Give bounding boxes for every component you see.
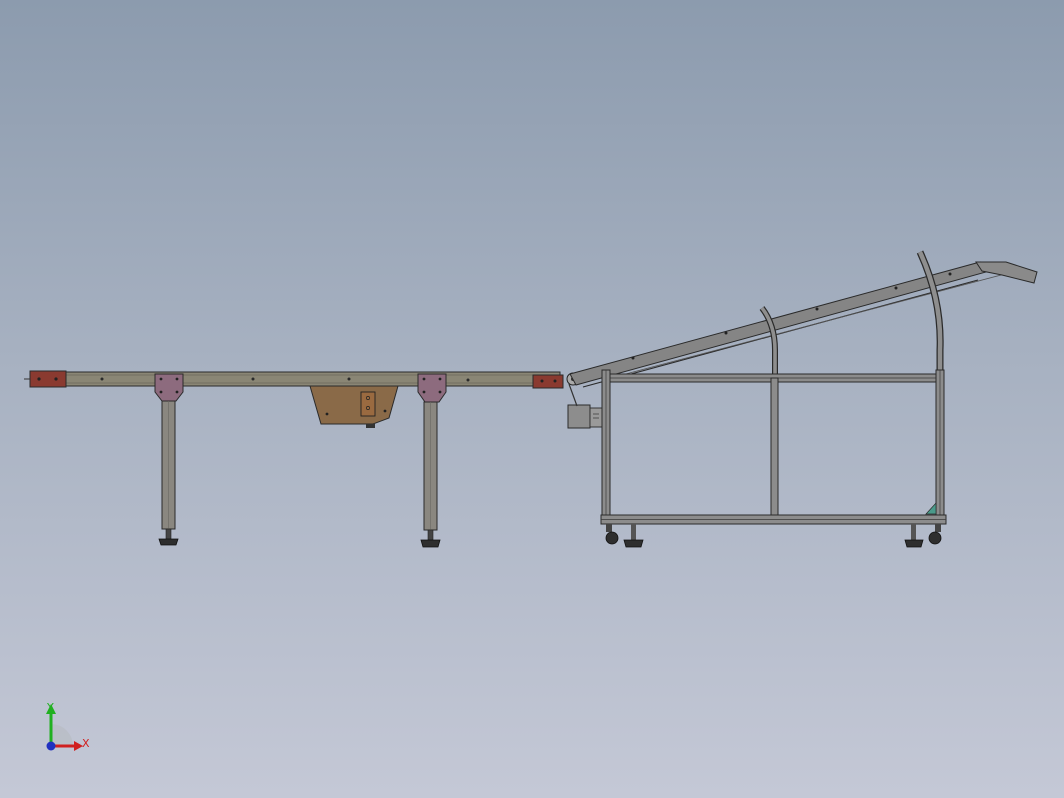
bracket-bolt bbox=[422, 390, 426, 394]
motor-mount-plate bbox=[360, 391, 376, 417]
leg-bracket-right bbox=[417, 373, 447, 403]
beam-bolt bbox=[466, 378, 470, 382]
leveling-foot-right bbox=[420, 539, 441, 548]
graphics-viewport[interactable]: Y X bbox=[0, 0, 1064, 798]
drive-housing bbox=[309, 385, 399, 425]
motor-shaft bbox=[366, 424, 375, 428]
drive-link bbox=[568, 383, 578, 407]
incline-side-rail bbox=[602, 269, 1021, 381]
leg-foot-stem bbox=[427, 529, 434, 541]
beam-end-cap-left bbox=[29, 370, 67, 388]
conveyor-assembly-right[interactable] bbox=[566, 250, 1038, 548]
housing-bolt bbox=[383, 409, 387, 413]
bracket-bolt bbox=[175, 377, 179, 381]
beam-bolt bbox=[100, 377, 104, 381]
leveling-foot-left bbox=[158, 538, 179, 546]
drive-motor-box bbox=[567, 404, 591, 429]
model-view[interactable]: Y X bbox=[0, 0, 1064, 798]
bracket-bolt bbox=[438, 390, 442, 394]
beam-bolt bbox=[251, 377, 255, 381]
leveling-foot-frame-left bbox=[623, 524, 644, 548]
end-cap-bolt bbox=[540, 379, 544, 383]
conveyor-beam bbox=[29, 371, 561, 387]
triad-y-label: Y bbox=[46, 701, 54, 714]
end-cap-bolt bbox=[37, 377, 41, 381]
bracket-bolt bbox=[159, 390, 163, 394]
bracket-bolt bbox=[438, 377, 442, 381]
triad-shading bbox=[51, 724, 73, 746]
conveyor-assembly-left[interactable] bbox=[24, 370, 564, 548]
leg-bracket-left bbox=[154, 373, 184, 402]
caster-left bbox=[605, 524, 619, 545]
bracket-bolt bbox=[175, 390, 179, 394]
caster-right bbox=[928, 524, 942, 545]
coordinate-triad-icon: Y X bbox=[46, 701, 90, 751]
beam-bolt bbox=[347, 377, 351, 381]
frame-upright-center bbox=[770, 377, 779, 519]
corner-gusset bbox=[925, 502, 937, 515]
triad-x-label: X bbox=[82, 737, 90, 750]
bracket-bolt bbox=[159, 377, 163, 381]
end-cap-bolt bbox=[553, 379, 557, 383]
leveling-foot-frame-right bbox=[904, 524, 924, 548]
gearbox bbox=[589, 407, 603, 428]
housing-bolt bbox=[325, 412, 329, 416]
beam-end-cap-right bbox=[532, 374, 564, 389]
triad-z-axis bbox=[46, 741, 56, 751]
bracket-bolt bbox=[422, 377, 426, 381]
leg-foot-stem bbox=[165, 528, 172, 540]
end-cap-bolt bbox=[54, 377, 58, 381]
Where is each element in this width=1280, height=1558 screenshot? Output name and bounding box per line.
________
■ **STATED EXERCISE**
Change every "bracket-bolt" in the lines above to "bracket-screw" and give all the lines again, otherwise unchanged. Leave out the pictures.

■ **RESPONSE**
Give bounding boxes for every component you see.
bracket-screw bbox=[422, 390, 426, 394]
motor-mount-plate bbox=[360, 391, 376, 417]
leg-bracket-right bbox=[417, 373, 447, 403]
beam-bolt bbox=[466, 378, 470, 382]
leveling-foot-right bbox=[420, 539, 441, 548]
graphics-viewport[interactable]: Y X bbox=[0, 0, 1064, 798]
drive-housing bbox=[309, 385, 399, 425]
motor-shaft bbox=[366, 424, 375, 428]
drive-link bbox=[568, 383, 578, 407]
incline-side-rail bbox=[602, 269, 1021, 381]
leg-foot-stem bbox=[427, 529, 434, 541]
beam-end-cap-left bbox=[29, 370, 67, 388]
conveyor-assembly-right[interactable] bbox=[566, 250, 1038, 548]
housing-bolt bbox=[383, 409, 387, 413]
bracket-screw bbox=[175, 377, 179, 381]
beam-bolt bbox=[100, 377, 104, 381]
leveling-foot-left bbox=[158, 538, 179, 546]
drive-motor-box bbox=[567, 404, 591, 429]
model-view[interactable]: Y X bbox=[0, 0, 1064, 798]
bracket-screw bbox=[438, 390, 442, 394]
beam-bolt bbox=[251, 377, 255, 381]
leveling-foot-frame-left bbox=[623, 524, 644, 548]
end-cap-bolt bbox=[540, 379, 544, 383]
conveyor-beam bbox=[29, 371, 561, 387]
triad-y-label: Y bbox=[46, 701, 54, 714]
end-cap-bolt bbox=[37, 377, 41, 381]
bracket-screw bbox=[159, 390, 163, 394]
bracket-screw bbox=[438, 377, 442, 381]
triad-shading bbox=[51, 724, 73, 746]
conveyor-assembly-left[interactable] bbox=[24, 370, 564, 548]
leg-bracket-left bbox=[154, 373, 184, 402]
caster-left bbox=[605, 524, 619, 545]
bracket-screw bbox=[175, 390, 179, 394]
caster-right bbox=[928, 524, 942, 545]
coordinate-triad-icon: Y X bbox=[46, 701, 90, 751]
beam-bolt bbox=[347, 377, 351, 381]
frame-upright-center bbox=[770, 377, 779, 519]
corner-gusset bbox=[925, 502, 937, 515]
triad-x-label: X bbox=[82, 737, 90, 750]
bracket-screw bbox=[159, 377, 163, 381]
end-cap-bolt bbox=[553, 379, 557, 383]
leveling-foot-frame-right bbox=[904, 524, 924, 548]
gearbox bbox=[589, 407, 603, 428]
housing-bolt bbox=[325, 412, 329, 416]
beam-end-cap-right bbox=[532, 374, 564, 389]
triad-z-axis bbox=[46, 741, 56, 751]
bracket-screw bbox=[422, 377, 426, 381]
leg-foot-stem bbox=[165, 528, 172, 540]
end-cap-bolt bbox=[54, 377, 58, 381]
Where is each element in this width=1280, height=1558 screenshot? Output name and bounding box per line.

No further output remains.